Problem details
Could you output, unchanged and in order, the lines of the data below from its first line through the line containing "right-axis-tick: 3250.00 bbox=[884, 278, 924, 291]", including both of those lines?

Excerpted data

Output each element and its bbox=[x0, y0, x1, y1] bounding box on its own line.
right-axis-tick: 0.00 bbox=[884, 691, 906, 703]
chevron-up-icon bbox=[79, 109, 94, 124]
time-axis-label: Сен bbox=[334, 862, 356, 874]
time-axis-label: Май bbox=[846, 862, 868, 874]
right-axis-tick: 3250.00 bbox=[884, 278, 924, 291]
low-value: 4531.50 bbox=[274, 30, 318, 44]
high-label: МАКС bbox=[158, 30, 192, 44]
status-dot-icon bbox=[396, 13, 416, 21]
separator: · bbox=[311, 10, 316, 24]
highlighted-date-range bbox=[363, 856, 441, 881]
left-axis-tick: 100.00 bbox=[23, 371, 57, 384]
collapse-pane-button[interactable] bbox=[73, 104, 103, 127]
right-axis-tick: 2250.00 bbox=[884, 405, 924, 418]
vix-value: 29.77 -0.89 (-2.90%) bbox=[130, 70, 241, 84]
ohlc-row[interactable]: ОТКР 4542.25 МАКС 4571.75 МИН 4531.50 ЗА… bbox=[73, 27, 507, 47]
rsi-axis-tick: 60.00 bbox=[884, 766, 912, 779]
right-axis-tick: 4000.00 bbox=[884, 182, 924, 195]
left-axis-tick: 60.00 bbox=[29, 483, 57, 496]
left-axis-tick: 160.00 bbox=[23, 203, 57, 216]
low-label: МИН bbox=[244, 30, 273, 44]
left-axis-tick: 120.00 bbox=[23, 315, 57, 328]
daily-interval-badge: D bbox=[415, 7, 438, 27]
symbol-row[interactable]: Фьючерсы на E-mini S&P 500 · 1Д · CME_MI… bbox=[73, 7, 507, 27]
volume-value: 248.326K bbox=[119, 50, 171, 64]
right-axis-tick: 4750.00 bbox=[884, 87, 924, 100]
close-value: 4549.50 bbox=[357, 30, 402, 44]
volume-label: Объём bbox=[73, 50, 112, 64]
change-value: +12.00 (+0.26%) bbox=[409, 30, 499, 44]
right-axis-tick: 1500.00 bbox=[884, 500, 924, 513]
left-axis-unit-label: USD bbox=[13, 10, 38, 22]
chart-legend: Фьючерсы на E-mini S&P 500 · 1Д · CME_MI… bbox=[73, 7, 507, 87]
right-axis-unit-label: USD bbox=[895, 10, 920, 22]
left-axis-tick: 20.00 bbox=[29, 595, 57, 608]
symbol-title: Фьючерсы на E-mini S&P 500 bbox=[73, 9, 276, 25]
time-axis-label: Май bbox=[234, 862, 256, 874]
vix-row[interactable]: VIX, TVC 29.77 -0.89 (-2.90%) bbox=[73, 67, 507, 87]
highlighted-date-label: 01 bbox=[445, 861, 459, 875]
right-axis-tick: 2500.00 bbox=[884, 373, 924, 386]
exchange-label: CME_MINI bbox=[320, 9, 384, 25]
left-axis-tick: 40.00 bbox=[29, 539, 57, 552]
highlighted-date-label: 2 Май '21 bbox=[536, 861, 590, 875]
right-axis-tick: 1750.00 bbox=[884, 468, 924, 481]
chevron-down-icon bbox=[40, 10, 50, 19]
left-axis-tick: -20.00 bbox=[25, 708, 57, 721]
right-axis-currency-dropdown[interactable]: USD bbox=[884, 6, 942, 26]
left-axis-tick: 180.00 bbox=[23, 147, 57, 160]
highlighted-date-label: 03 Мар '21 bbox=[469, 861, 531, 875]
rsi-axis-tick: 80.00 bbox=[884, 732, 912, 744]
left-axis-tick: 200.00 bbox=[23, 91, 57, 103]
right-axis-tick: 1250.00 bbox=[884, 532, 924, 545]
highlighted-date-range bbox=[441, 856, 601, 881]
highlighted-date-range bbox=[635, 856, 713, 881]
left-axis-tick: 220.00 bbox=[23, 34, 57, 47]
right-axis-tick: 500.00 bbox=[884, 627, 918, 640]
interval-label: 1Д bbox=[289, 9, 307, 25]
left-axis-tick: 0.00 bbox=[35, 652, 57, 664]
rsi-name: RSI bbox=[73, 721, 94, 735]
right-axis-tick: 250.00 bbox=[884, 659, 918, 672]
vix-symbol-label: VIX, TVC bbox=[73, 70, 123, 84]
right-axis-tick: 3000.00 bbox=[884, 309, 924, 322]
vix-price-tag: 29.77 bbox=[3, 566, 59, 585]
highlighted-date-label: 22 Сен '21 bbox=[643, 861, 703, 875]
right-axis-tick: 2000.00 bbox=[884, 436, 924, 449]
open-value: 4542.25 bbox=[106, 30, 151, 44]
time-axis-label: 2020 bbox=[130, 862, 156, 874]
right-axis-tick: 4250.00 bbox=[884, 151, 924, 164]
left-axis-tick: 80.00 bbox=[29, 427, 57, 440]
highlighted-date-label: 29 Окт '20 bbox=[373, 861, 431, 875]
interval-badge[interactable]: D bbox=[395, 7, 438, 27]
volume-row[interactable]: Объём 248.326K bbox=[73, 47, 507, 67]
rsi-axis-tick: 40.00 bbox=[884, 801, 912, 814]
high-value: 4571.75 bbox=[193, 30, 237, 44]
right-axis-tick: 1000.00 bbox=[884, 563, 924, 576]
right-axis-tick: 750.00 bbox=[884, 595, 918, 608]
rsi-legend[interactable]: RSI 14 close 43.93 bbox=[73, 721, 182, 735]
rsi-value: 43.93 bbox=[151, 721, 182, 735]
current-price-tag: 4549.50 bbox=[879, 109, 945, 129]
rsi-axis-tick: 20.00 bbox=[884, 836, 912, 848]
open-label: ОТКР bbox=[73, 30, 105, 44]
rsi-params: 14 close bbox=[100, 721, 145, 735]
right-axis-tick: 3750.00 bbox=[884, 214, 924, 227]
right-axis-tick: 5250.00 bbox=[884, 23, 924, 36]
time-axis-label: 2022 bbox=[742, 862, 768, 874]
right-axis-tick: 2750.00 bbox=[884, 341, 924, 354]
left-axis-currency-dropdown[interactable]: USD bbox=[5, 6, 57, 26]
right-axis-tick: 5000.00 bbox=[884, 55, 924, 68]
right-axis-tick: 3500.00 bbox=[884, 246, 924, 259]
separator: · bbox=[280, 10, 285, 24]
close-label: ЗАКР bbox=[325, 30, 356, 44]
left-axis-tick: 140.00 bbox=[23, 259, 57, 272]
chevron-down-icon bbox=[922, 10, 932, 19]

Final answer
Output each element and its bbox=[x0, y0, x1, y1] bounding box on its own line.
right-axis-tick: 0.00 bbox=[884, 691, 906, 703]
chevron-up-icon bbox=[79, 109, 94, 124]
time-axis-label: Сен bbox=[334, 862, 356, 874]
time-axis-label: Май bbox=[846, 862, 868, 874]
right-axis-tick: 3250.00 bbox=[884, 278, 924, 291]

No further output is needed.